Select and copy out every line in the records containing "nutricional".

- _DATASET EXTRACT_
==*==

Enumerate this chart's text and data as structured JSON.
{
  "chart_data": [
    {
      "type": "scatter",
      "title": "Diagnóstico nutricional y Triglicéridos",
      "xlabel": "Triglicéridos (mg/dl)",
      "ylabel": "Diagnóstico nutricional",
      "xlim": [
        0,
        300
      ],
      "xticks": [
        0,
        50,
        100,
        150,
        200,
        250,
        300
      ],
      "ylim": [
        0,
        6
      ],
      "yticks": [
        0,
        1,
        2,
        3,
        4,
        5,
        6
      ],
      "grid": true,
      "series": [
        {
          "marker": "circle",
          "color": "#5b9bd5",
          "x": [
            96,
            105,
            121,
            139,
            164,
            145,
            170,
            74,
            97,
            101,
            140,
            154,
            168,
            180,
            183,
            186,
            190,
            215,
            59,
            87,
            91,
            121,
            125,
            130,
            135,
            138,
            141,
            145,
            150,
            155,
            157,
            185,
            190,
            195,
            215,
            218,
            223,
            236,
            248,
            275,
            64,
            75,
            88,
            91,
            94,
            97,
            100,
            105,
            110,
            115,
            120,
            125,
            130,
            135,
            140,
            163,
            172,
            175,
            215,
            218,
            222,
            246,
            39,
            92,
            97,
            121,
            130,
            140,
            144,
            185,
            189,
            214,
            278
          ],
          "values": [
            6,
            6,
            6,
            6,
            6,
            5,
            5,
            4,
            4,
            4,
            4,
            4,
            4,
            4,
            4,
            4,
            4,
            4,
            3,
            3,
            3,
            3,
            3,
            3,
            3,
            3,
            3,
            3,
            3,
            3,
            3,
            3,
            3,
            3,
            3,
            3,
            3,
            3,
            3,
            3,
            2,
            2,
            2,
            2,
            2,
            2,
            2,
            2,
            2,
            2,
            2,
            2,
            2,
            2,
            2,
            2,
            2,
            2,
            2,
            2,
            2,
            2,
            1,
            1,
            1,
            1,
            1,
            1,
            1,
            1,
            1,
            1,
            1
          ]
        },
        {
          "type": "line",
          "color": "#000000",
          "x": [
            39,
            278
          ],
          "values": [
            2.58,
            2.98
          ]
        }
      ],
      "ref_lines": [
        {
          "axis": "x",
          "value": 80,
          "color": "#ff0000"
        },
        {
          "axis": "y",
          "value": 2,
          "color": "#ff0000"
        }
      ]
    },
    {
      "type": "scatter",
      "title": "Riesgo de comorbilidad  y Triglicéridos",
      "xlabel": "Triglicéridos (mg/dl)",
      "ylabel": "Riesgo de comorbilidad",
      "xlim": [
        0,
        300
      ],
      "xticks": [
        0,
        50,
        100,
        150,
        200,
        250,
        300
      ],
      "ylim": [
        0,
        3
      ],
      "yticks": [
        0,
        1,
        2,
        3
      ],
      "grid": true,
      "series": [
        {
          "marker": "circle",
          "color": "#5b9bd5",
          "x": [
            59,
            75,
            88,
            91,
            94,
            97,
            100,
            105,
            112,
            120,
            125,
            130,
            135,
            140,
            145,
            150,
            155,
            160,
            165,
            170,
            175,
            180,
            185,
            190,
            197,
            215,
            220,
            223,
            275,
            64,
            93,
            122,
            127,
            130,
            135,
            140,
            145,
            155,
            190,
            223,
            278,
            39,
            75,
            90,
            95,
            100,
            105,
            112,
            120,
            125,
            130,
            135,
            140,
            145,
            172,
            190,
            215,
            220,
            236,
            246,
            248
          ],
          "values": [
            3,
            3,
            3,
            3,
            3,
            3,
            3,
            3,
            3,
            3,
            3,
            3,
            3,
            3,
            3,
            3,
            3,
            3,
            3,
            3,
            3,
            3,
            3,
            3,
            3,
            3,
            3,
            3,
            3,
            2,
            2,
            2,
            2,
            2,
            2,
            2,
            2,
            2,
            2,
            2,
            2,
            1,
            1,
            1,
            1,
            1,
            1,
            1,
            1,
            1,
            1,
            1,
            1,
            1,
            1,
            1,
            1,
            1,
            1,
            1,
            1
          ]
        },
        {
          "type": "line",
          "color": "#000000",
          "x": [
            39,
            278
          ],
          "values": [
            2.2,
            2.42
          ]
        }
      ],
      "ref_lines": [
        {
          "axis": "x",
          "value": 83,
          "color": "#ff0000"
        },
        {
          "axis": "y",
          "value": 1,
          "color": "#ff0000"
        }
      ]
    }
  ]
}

==*==

- _ANSWER_
      "title": "Diagnóstico nutricional y Triglicéridos",
      "ylabel": "Diagnóstico nutricional",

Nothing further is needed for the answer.